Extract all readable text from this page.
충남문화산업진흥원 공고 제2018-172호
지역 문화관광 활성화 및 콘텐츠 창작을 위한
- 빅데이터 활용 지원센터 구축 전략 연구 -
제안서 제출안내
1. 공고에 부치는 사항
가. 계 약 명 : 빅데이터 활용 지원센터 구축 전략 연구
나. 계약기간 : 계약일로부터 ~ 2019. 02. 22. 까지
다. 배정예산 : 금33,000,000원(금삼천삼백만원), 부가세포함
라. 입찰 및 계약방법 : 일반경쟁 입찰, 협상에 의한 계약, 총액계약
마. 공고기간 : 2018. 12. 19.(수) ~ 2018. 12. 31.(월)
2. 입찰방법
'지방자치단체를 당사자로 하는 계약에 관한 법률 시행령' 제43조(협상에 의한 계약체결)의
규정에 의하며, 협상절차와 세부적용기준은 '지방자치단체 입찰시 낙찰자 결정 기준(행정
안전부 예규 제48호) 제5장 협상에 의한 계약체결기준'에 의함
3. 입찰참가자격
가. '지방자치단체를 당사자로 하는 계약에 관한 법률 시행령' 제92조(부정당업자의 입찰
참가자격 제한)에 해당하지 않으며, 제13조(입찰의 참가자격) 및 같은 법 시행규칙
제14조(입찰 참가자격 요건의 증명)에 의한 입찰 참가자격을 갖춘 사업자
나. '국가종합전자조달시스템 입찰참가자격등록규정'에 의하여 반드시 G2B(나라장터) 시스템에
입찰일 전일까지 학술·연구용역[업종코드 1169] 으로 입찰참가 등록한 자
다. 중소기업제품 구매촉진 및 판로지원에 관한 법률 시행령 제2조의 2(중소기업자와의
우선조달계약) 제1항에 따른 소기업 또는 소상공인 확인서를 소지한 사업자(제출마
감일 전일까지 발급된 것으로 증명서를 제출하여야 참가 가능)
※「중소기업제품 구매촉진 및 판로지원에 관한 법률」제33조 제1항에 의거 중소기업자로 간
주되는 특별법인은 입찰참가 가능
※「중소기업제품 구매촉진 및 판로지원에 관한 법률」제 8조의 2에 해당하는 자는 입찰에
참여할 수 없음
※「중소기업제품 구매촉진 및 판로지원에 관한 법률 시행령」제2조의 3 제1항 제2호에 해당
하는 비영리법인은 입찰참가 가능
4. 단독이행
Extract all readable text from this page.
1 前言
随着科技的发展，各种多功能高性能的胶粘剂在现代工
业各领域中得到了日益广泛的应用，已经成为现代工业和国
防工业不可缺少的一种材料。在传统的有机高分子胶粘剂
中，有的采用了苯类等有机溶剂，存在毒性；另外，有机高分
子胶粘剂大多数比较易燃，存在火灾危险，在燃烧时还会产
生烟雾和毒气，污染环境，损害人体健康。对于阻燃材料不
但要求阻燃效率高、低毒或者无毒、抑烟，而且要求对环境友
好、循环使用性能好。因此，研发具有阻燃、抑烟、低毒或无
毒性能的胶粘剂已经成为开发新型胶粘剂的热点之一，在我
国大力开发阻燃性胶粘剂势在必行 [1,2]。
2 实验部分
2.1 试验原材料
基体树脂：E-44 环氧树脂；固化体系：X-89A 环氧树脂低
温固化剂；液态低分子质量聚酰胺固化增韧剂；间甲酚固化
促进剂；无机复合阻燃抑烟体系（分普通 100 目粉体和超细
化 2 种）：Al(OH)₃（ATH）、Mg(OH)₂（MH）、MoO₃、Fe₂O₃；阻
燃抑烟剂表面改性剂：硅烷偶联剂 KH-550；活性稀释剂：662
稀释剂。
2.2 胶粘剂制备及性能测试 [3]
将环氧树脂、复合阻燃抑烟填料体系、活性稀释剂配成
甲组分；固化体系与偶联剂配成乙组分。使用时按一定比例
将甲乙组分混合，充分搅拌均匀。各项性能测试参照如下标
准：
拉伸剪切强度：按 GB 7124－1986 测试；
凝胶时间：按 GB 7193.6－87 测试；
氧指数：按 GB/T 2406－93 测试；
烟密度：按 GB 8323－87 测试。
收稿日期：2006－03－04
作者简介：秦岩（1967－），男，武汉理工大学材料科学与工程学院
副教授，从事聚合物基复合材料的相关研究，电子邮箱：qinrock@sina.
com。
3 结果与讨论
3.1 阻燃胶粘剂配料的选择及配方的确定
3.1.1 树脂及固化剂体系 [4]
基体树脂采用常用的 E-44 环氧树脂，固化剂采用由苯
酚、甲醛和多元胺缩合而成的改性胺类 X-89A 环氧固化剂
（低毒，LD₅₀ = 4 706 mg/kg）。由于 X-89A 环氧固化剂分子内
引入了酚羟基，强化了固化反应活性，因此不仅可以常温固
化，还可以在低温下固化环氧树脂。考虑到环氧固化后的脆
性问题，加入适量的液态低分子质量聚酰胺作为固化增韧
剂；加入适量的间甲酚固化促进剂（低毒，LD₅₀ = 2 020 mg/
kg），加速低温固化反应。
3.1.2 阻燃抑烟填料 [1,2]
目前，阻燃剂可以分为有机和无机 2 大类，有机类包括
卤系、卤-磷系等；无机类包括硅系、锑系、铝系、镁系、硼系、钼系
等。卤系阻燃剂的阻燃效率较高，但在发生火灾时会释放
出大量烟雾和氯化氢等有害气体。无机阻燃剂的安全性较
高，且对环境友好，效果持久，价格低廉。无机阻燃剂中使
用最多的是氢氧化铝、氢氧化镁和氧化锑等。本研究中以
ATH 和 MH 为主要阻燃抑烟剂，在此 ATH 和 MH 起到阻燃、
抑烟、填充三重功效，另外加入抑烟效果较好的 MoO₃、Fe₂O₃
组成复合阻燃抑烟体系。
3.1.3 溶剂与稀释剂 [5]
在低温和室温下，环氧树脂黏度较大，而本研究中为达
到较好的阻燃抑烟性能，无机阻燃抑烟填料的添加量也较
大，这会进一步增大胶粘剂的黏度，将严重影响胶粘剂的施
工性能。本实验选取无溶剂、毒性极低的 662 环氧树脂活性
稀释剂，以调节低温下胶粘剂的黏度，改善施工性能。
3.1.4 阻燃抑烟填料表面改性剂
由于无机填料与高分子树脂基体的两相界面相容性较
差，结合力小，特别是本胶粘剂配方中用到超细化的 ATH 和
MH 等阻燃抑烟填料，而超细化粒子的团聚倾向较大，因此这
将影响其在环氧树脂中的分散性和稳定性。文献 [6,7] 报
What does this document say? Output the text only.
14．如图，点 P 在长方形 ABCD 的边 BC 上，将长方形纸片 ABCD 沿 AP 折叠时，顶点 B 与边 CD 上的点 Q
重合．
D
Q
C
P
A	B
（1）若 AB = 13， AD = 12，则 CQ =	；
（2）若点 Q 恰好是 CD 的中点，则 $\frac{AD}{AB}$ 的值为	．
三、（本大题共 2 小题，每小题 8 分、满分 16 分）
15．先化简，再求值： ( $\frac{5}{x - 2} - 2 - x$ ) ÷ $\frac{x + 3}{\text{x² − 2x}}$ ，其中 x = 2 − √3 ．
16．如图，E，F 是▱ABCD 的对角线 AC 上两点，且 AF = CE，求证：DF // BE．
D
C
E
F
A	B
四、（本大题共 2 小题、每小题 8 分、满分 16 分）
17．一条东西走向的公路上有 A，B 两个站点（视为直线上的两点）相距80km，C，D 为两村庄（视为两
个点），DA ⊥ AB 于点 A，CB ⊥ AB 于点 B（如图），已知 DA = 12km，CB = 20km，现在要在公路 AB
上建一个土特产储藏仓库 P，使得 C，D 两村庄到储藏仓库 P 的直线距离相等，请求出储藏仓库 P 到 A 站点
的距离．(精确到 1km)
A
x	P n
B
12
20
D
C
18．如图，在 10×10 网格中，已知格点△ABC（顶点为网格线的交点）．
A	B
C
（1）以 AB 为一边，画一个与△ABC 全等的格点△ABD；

* **What you should do**
Go through the listing and copy all of it exactly.

* **Final answer**
Extract all readable text from this page.
충남문화산업진흥원 공고 제2018-172호
지역 문화관광 활성화 및 콘텐츠 창작을 위한
- 빅데이터 활용 지원센터 구축 전략 연구 -
제안서 제출안내
1. 공고에 부치는 사항
가. 계 약 명 : 빅데이터 활용 지원센터 구축 전략 연구
나. 계약기간 : 계약일로부터 ~ 2019. 02. 22. 까지
다. 배정예산 : 금33,000,000원(금삼천삼백만원), 부가세포함
라. 입찰 및 계약방법 : 일반경쟁 입찰, 협상에 의한 계약, 총액계약
마. 공고기간 : 2018. 12. 19.(수) ~ 2018. 12. 31.(월)
2. 입찰방법
'지방자치단체를 당사자로 하는 계약에 관한 법률 시행령' 제43조(협상에 의한 계약체결)의
규정에 의하며, 협상절차와 세부적용기준은 '지방자치단체 입찰시 낙찰자 결정 기준(행정
안전부 예규 제48호) 제5장 협상에 의한 계약체결기준'에 의함
3. 입찰참가자격
가. '지방자치단체를 당사자로 하는 계약에 관한 법률 시행령' 제92조(부정당업자의 입찰
참가자격 제한)에 해당하지 않으며, 제13조(입찰의 참가자격) 및 같은 법 시행규칙
제14조(입찰 참가자격 요건의 증명)에 의한 입찰 참가자격을 갖춘 사업자
나. '국가종합전자조달시스템 입찰참가자격등록규정'에 의하여 반드시 G2B(나라장터) 시스템에
입찰일 전일까지 학술·연구용역[업종코드 1169] 으로 입찰참가 등록한 자
다. 중소기업제품 구매촉진 및 판로지원에 관한 법률 시행령 제2조의 2(중소기업자와의
우선조달계약) 제1항에 따른 소기업 또는 소상공인 확인서를 소지한 사업자(제출마
감일 전일까지 발급된 것으로 증명서를 제출하여야 참가 가능)
※「중소기업제품 구매촉진 및 판로지원에 관한 법률」제33조 제1항에 의거 중소기업자로 간
주되는 특별법인은 입찰참가 가능
※「중소기업제품 구매촉진 및 판로지원에 관한 법률」제 8조의 2에 해당하는 자는 입찰에
참여할 수 없음
※「중소기업제품 구매촉진 및 판로지원에 관한 법률 시행령」제2조의 3 제1항 제2호에 해당
하는 비영리법인은 입찰참가 가능
4. 단독이행
Extract all readable text from this page.
1 前言
随着科技的发展，各种多功能高性能的胶粘剂在现代工
业各领域中得到了日益广泛的应用，已经成为现代工业和国
防工业不可缺少的一种材料。在传统的有机高分子胶粘剂
中，有的采用了苯类等有机溶剂，存在毒性；另外，有机高分
子胶粘剂大多数比较易燃，存在火灾危险，在燃烧时还会产
生烟雾和毒气，污染环境，损害人体健康。对于阻燃材料不
但要求阻燃效率高、低毒或者无毒、抑烟，而且要求对环境友
好、循环使用性能好。因此，研发具有阻燃、抑烟、低毒或无
毒性能的胶粘剂已经成为开发新型胶粘剂的热点之一，在我
国大力开发阻燃性胶粘剂势在必行 [1,2]。
2 实验部分
2.1 试验原材料
基体树脂：E-44 环氧树脂；固化体系：X-89A 环氧树脂低
温固化剂；液态低分子质量聚酰胺固化增韧剂；间甲酚固化
促进剂；无机复合阻燃抑烟体系（分普通 100 目粉体和超细
化 2 种）：Al(OH)₃（ATH）、Mg(OH)₂（MH）、MoO₃、Fe₂O₃；阻
燃抑烟剂表面改性剂：硅烷偶联剂 KH-550；活性稀释剂：662
稀释剂。
2.2 胶粘剂制备及性能测试 [3]
将环氧树脂、复合阻燃抑烟填料体系、活性稀释剂配成
甲组分；固化体系与偶联剂配成乙组分。使用时按一定比例
将甲乙组分混合，充分搅拌均匀。各项性能测试参照如下标
准：
拉伸剪切强度：按 GB 7124－1986 测试；
凝胶时间：按 GB 7193.6－87 测试；
氧指数：按 GB/T 2406－93 测试；
烟密度：按 GB 8323－87 测试。
收稿日期：2006－03－04
作者简介：秦岩（1967－），男，武汉理工大学材料科学与工程学院
副教授，从事聚合物基复合材料的相关研究，电子邮箱：qinrock@sina.
com。
3 结果与讨论
3.1 阻燃胶粘剂配料的选择及配方的确定
3.1.1 树脂及固化剂体系 [4]
基体树脂采用常用的 E-44 环氧树脂，固化剂采用由苯
酚、甲醛和多元胺缩合而成的改性胺类 X-89A 环氧固化剂
（低毒，LD₅₀ = 4 706 mg/kg）。由于 X-89A 环氧固化剂分子内
引入了酚羟基，强化了固化反应活性，因此不仅可以常温固
化，还可以在低温下固化环氧树脂。考虑到环氧固化后的脆
性问题，加入适量的液态低分子质量聚酰胺作为固化增韧
剂；加入适量的间甲酚固化促进剂（低毒，LD₅₀ = 2 020 mg/
kg），加速低温固化反应。
3.1.2 阻燃抑烟填料 [1,2]
目前，阻燃剂可以分为有机和无机 2 大类，有机类包括
卤系、卤-磷系等；无机类包括硅系、锑系、铝系、镁系、硼系、钼系
等。卤系阻燃剂的阻燃效率较高，但在发生火灾时会释放
出大量烟雾和氯化氢等有害气体。无机阻燃剂的安全性较
高，且对环境友好，效果持久，价格低廉。无机阻燃剂中使
用最多的是氢氧化铝、氢氧化镁和氧化锑等。本研究中以
ATH 和 MH 为主要阻燃抑烟剂，在此 ATH 和 MH 起到阻燃、
抑烟、填充三重功效，另外加入抑烟效果较好的 MoO₃、Fe₂O₃
组成复合阻燃抑烟体系。
3.1.3 溶剂与稀释剂 [5]
在低温和室温下，环氧树脂黏度较大，而本研究中为达
到较好的阻燃抑烟性能，无机阻燃抑烟填料的添加量也较
大，这会进一步增大胶粘剂的黏度，将严重影响胶粘剂的施
工性能。本实验选取无溶剂、毒性极低的 662 环氧树脂活性
稀释剂，以调节低温下胶粘剂的黏度，改善施工性能。
3.1.4 阻燃抑烟填料表面改性剂
由于无机填料与高分子树脂基体的两相界面相容性较
差，结合力小，特别是本胶粘剂配方中用到超细化的 ATH 和
MH 等阻燃抑烟填料，而超细化粒子的团聚倾向较大，因此这
将影响其在环氧树脂中的分散性和稳定性。文献 [6,7] 报
What does this document say? Output the text only.
14．如图，点 P 在长方形 ABCD 的边 BC 上，将长方形纸片 ABCD 沿 AP 折叠时，顶点 B 与边 CD 上的点 Q
重合．
D
Q
C
P
A	B
（1）若 AB = 13， AD = 12，则 CQ =	；
（2）若点 Q 恰好是 CD 的中点，则 $\frac{AD}{AB}$ 的值为	．
三、（本大题共 2 小题，每小题 8 分、满分 16 分）
15．先化简，再求值： ( $\frac{5}{x - 2} - 2 - x$ ) ÷ $\frac{x + 3}{\text{x² − 2x}}$ ，其中 x = 2 − √3 ．
16．如图，E，F 是▱ABCD 的对角线 AC 上两点，且 AF = CE，求证：DF // BE．
D
C
E
F
A	B
四、（本大题共 2 小题、每小题 8 分、满分 16 分）
17．一条东西走向的公路上有 A，B 两个站点（视为直线上的两点）相距80km，C，D 为两村庄（视为两
个点），DA ⊥ AB 于点 A，CB ⊥ AB 于点 B（如图），已知 DA = 12km，CB = 20km，现在要在公路 AB
上建一个土特产储藏仓库 P，使得 C，D 两村庄到储藏仓库 P 的直线距离相等，请求出储藏仓库 P 到 A 站点
的距离．(精确到 1km)
A
x	P n
B
12
20
D
C
18．如图，在 10×10 网格中，已知格点△ABC（顶点为网格线的交点）．
A	B
C
（1）以 AB 为一边，画一个与△ABC 全等的格点△ABD；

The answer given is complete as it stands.